-- Start Provided data --

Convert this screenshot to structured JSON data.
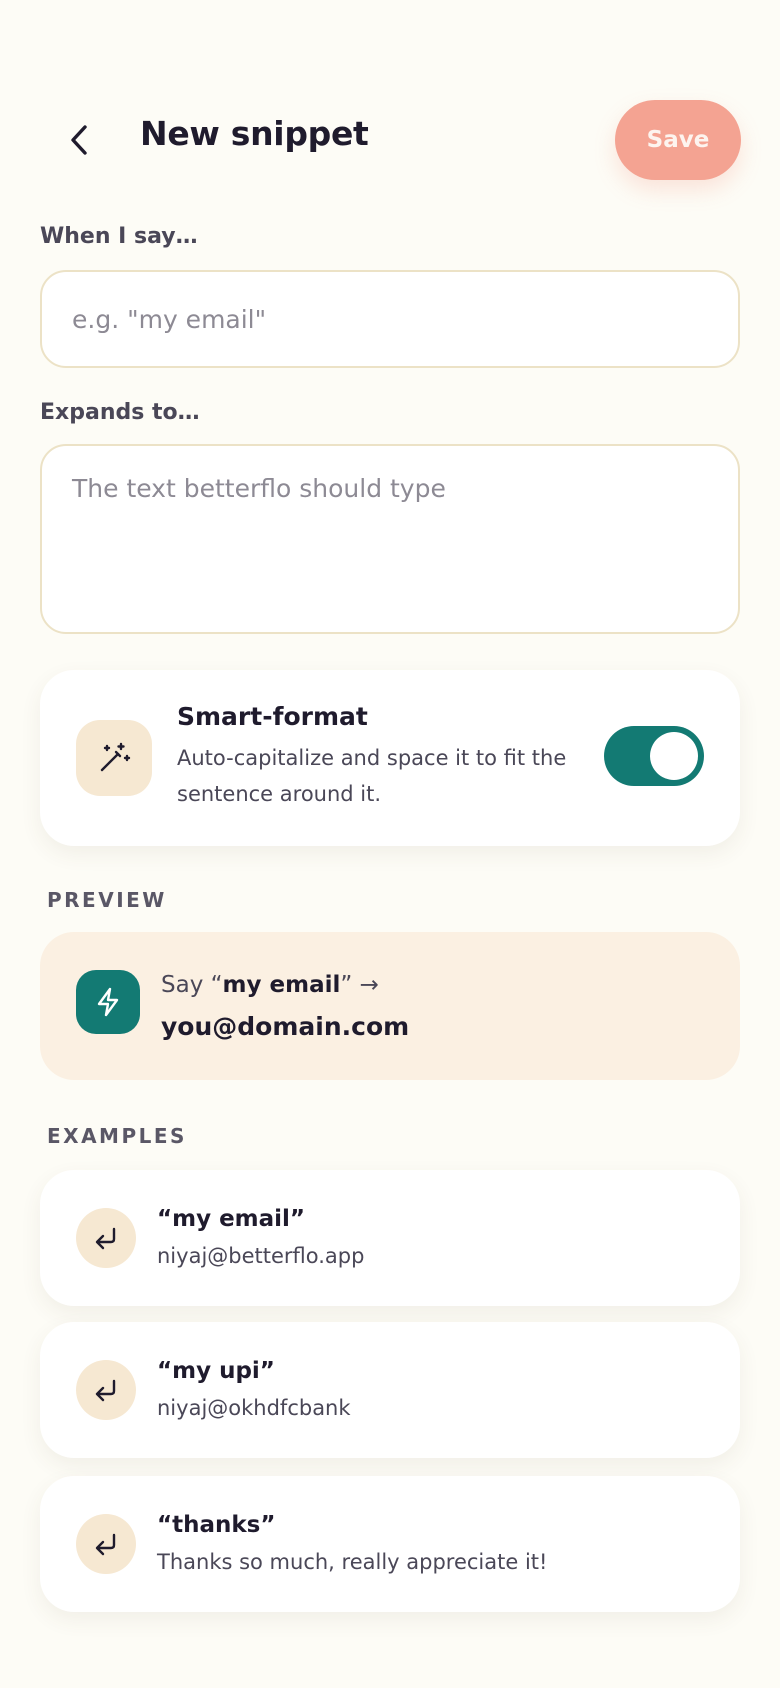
{
  "header": {
    "back_icon": "chevron-left-icon",
    "title": "New snippet",
    "save_label": "Save"
  },
  "trigger": {
    "label": "When I say…",
    "placeholder": "e.g. \"my email\"",
    "value": ""
  },
  "expansion": {
    "label": "Expands to…",
    "placeholder": "The text betterflo should type",
    "value": ""
  },
  "smart_format": {
    "icon": "magic-wand-icon",
    "title": "Smart-format",
    "description": "Auto-capitalize and space it to fit the sentence around it.",
    "enabled": true
  },
  "preview": {
    "section_label": "PREVIEW",
    "icon": "lightning-icon",
    "say_prefix": "Say “",
    "phrase": "my email",
    "say_suffix": "” →",
    "result": "you@domain.com"
  },
  "examples": {
    "section_label": "EXAMPLES",
    "icon": "return-arrow-icon",
    "items": [
      {
        "trigger": "“my email”",
        "expansion": "niyaj@betterflo.app"
      },
      {
        "trigger": "“my upi”",
        "expansion": "niyaj@okhdfcbank"
      },
      {
        "trigger": "“thanks”",
        "expansion": "Thanks so much, really appreciate it!"
      }
    ]
  },
  "colors": {
    "background": "#fdfcf6",
    "accent_teal": "#137a73",
    "save_coral": "#f4a392",
    "tile_beige": "#f6e8d2",
    "preview_bg": "#fbf0e2"
  }
}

-- End Provided data --

## Task goal
Set down every entry word for word, but omit the pictures.

## Exercise result
Convert this screenshot to structured JSON data.
{
  "header": {
    "back_icon": "chevron-left-icon",
    "title": "New snippet",
    "save_label": "Save"
  },
  "trigger": {
    "label": "When I say…",
    "placeholder": "e.g. \"my email\"",
    "value": ""
  },
  "expansion": {
    "label": "Expands to…",
    "placeholder": "The text betterflo should type",
    "value": ""
  },
  "smart_format": {
    "icon": "magic-wand-icon",
    "title": "Smart-format",
    "description": "Auto-capitalize and space it to fit the sentence around it.",
    "enabled": true
  },
  "preview": {
    "section_label": "PREVIEW",
    "icon": "lightning-icon",
    "say_prefix": "Say “",
    "phrase": "my email",
    "say_suffix": "” →",
    "result": "you@domain.com"
  },
  "examples": {
    "section_label": "EXAMPLES",
    "icon": "return-arrow-icon",
    "items": [
      {
        "trigger": "“my email”",
        "expansion": "niyaj@betterflo.app"
      },
      {
        "trigger": "“my upi”",
        "expansion": "niyaj@okhdfcbank"
      },
      {
        "trigger": "“thanks”",
        "expansion": "Thanks so much, really appreciate it!"
      }
    ]
  },
  "colors": {
    "background": "#fdfcf6",
    "accent_teal": "#137a73",
    "save_coral": "#f4a392",
    "tile_beige": "#f6e8d2",
    "preview_bg": "#fbf0e2"
  }
}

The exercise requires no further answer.